• [WHAT TO DO] Could you write out the records below exactly as they appear, leaving out any pictures?

─── DATA TO PROCESS

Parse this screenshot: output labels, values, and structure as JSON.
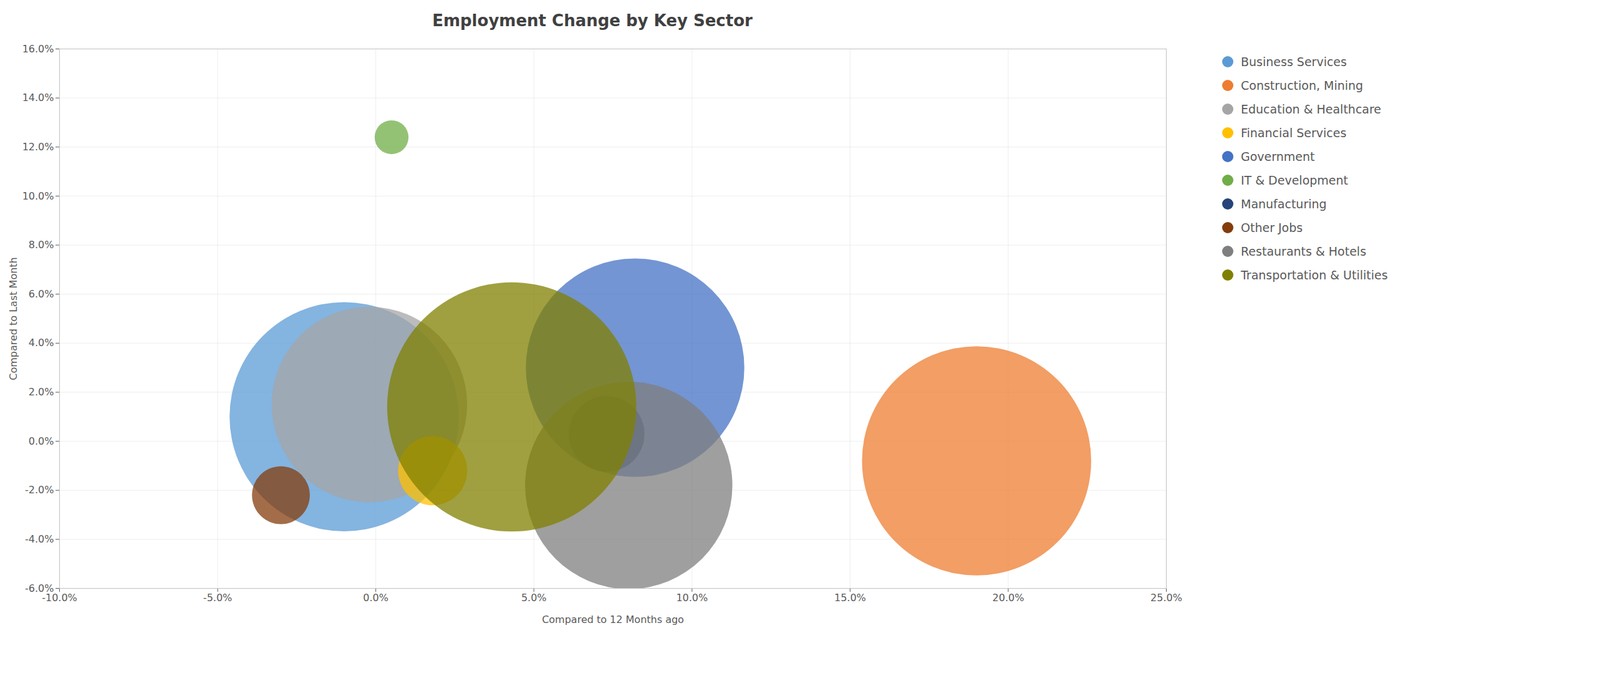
{
  "chart_data": {
    "type": "scatter",
    "title": "Employment Change by Key Sector",
    "xlabel": "Compared to 12 Months ago",
    "ylabel": "Compared to Last Month",
    "xlim": [
      -0.1,
      0.25
    ],
    "ylim": [
      -0.06,
      0.16
    ],
    "xticks": [
      {
        "value": -0.1,
        "label": "-10.0%"
      },
      {
        "value": -0.05,
        "label": "-5.0%"
      },
      {
        "value": 0.0,
        "label": "0.0%"
      },
      {
        "value": 0.05,
        "label": "5.0%"
      },
      {
        "value": 0.1,
        "label": "10.0%"
      },
      {
        "value": 0.15,
        "label": "15.0%"
      },
      {
        "value": 0.2,
        "label": "20.0%"
      },
      {
        "value": 0.25,
        "label": "25.0%"
      }
    ],
    "yticks": [
      {
        "value": -0.06,
        "label": "-6.0%"
      },
      {
        "value": -0.04,
        "label": "-4.0%"
      },
      {
        "value": -0.02,
        "label": "-2.0%"
      },
      {
        "value": 0.0,
        "label": "0.0%"
      },
      {
        "value": 0.02,
        "label": "2.0%"
      },
      {
        "value": 0.04,
        "label": "4.0%"
      },
      {
        "value": 0.06,
        "label": "6.0%"
      },
      {
        "value": 0.08,
        "label": "8.0%"
      },
      {
        "value": 0.1,
        "label": "10.0%"
      },
      {
        "value": 0.12,
        "label": "12.0%"
      },
      {
        "value": 0.14,
        "label": "14.0%"
      },
      {
        "value": 0.16,
        "label": "16.0%"
      }
    ],
    "grid": true,
    "legend": "right",
    "series": [
      {
        "name": "Business Services",
        "color": "#5b9bd5",
        "x": [
          -0.01
        ],
        "y": [
          0.01
        ],
        "size": [
          55000
        ]
      },
      {
        "name": "Construction, Mining",
        "color": "#ed7d31",
        "x": [
          0.19
        ],
        "y": [
          -0.008
        ],
        "size": [
          55000
        ]
      },
      {
        "name": "Education & Healthcare",
        "color": "#a5a5a5",
        "x": [
          -0.002
        ],
        "y": [
          0.015
        ],
        "size": [
          40000
        ]
      },
      {
        "name": "Financial Services",
        "color": "#ffc000",
        "x": [
          0.018
        ],
        "y": [
          -0.012
        ],
        "size": [
          5000
        ]
      },
      {
        "name": "Government",
        "color": "#4472c4",
        "x": [
          0.082
        ],
        "y": [
          0.03
        ],
        "size": [
          50000
        ]
      },
      {
        "name": "IT & Development",
        "color": "#70ad47",
        "x": [
          0.005
        ],
        "y": [
          0.124
        ],
        "size": [
          1200
        ]
      },
      {
        "name": "Manufacturing",
        "color": "#264478",
        "x": [
          0.073
        ],
        "y": [
          0.003
        ],
        "size": [
          6000
        ]
      },
      {
        "name": "Other Jobs",
        "color": "#843c0c",
        "x": [
          -0.03
        ],
        "y": [
          -0.022
        ],
        "size": [
          3500
        ]
      },
      {
        "name": "Restaurants & Hotels",
        "color": "#7f7f7f",
        "x": [
          0.08
        ],
        "y": [
          -0.018
        ],
        "size": [
          45000
        ]
      },
      {
        "name": "Transportation & Utilities",
        "color": "#808000",
        "x": [
          0.043
        ],
        "y": [
          0.014
        ],
        "size": [
          65000
        ]
      }
    ]
  }
}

──────

• [CORRECT ANSWER]
Parse this screenshot: output labels, values, and structure as JSON.
{
  "chart_data": {
    "type": "scatter",
    "title": "Employment Change by Key Sector",
    "xlabel": "Compared to 12 Months ago",
    "ylabel": "Compared to Last Month",
    "xlim": [
      -0.1,
      0.25
    ],
    "ylim": [
      -0.06,
      0.16
    ],
    "xticks": [
      {
        "value": -0.1,
        "label": "-10.0%"
      },
      {
        "value": -0.05,
        "label": "-5.0%"
      },
      {
        "value": 0.0,
        "label": "0.0%"
      },
      {
        "value": 0.05,
        "label": "5.0%"
      },
      {
        "value": 0.1,
        "label": "10.0%"
      },
      {
        "value": 0.15,
        "label": "15.0%"
      },
      {
        "value": 0.2,
        "label": "20.0%"
      },
      {
        "value": 0.25,
        "label": "25.0%"
      }
    ],
    "yticks": [
      {
        "value": -0.06,
        "label": "-6.0%"
      },
      {
        "value": -0.04,
        "label": "-4.0%"
      },
      {
        "value": -0.02,
        "label": "-2.0%"
      },
      {
        "value": 0.0,
        "label": "0.0%"
      },
      {
        "value": 0.02,
        "label": "2.0%"
      },
      {
        "value": 0.04,
        "label": "4.0%"
      },
      {
        "value": 0.06,
        "label": "6.0%"
      },
      {
        "value": 0.08,
        "label": "8.0%"
      },
      {
        "value": 0.1,
        "label": "10.0%"
      },
      {
        "value": 0.12,
        "label": "12.0%"
      },
      {
        "value": 0.14,
        "label": "14.0%"
      },
      {
        "value": 0.16,
        "label": "16.0%"
      }
    ],
    "grid": true,
    "legend": "right",
    "series": [
      {
        "name": "Business Services",
        "color": "#5b9bd5",
        "x": [
          -0.01
        ],
        "y": [
          0.01
        ],
        "size": [
          55000
        ]
      },
      {
        "name": "Construction, Mining",
        "color": "#ed7d31",
        "x": [
          0.19
        ],
        "y": [
          -0.008
        ],
        "size": [
          55000
        ]
      },
      {
        "name": "Education & Healthcare",
        "color": "#a5a5a5",
        "x": [
          -0.002
        ],
        "y": [
          0.015
        ],
        "size": [
          40000
        ]
      },
      {
        "name": "Financial Services",
        "color": "#ffc000",
        "x": [
          0.018
        ],
        "y": [
          -0.012
        ],
        "size": [
          5000
        ]
      },
      {
        "name": "Government",
        "color": "#4472c4",
        "x": [
          0.082
        ],
        "y": [
          0.03
        ],
        "size": [
          50000
        ]
      },
      {
        "name": "IT & Development",
        "color": "#70ad47",
        "x": [
          0.005
        ],
        "y": [
          0.124
        ],
        "size": [
          1200
        ]
      },
      {
        "name": "Manufacturing",
        "color": "#264478",
        "x": [
          0.073
        ],
        "y": [
          0.003
        ],
        "size": [
          6000
        ]
      },
      {
        "name": "Other Jobs",
        "color": "#843c0c",
        "x": [
          -0.03
        ],
        "y": [
          -0.022
        ],
        "size": [
          3500
        ]
      },
      {
        "name": "Restaurants & Hotels",
        "color": "#7f7f7f",
        "x": [
          0.08
        ],
        "y": [
          -0.018
        ],
        "size": [
          45000
        ]
      },
      {
        "name": "Transportation & Utilities",
        "color": "#808000",
        "x": [
          0.043
        ],
        "y": [
          0.014
        ],
        "size": [
          65000
        ]
      }
    ]
  }
}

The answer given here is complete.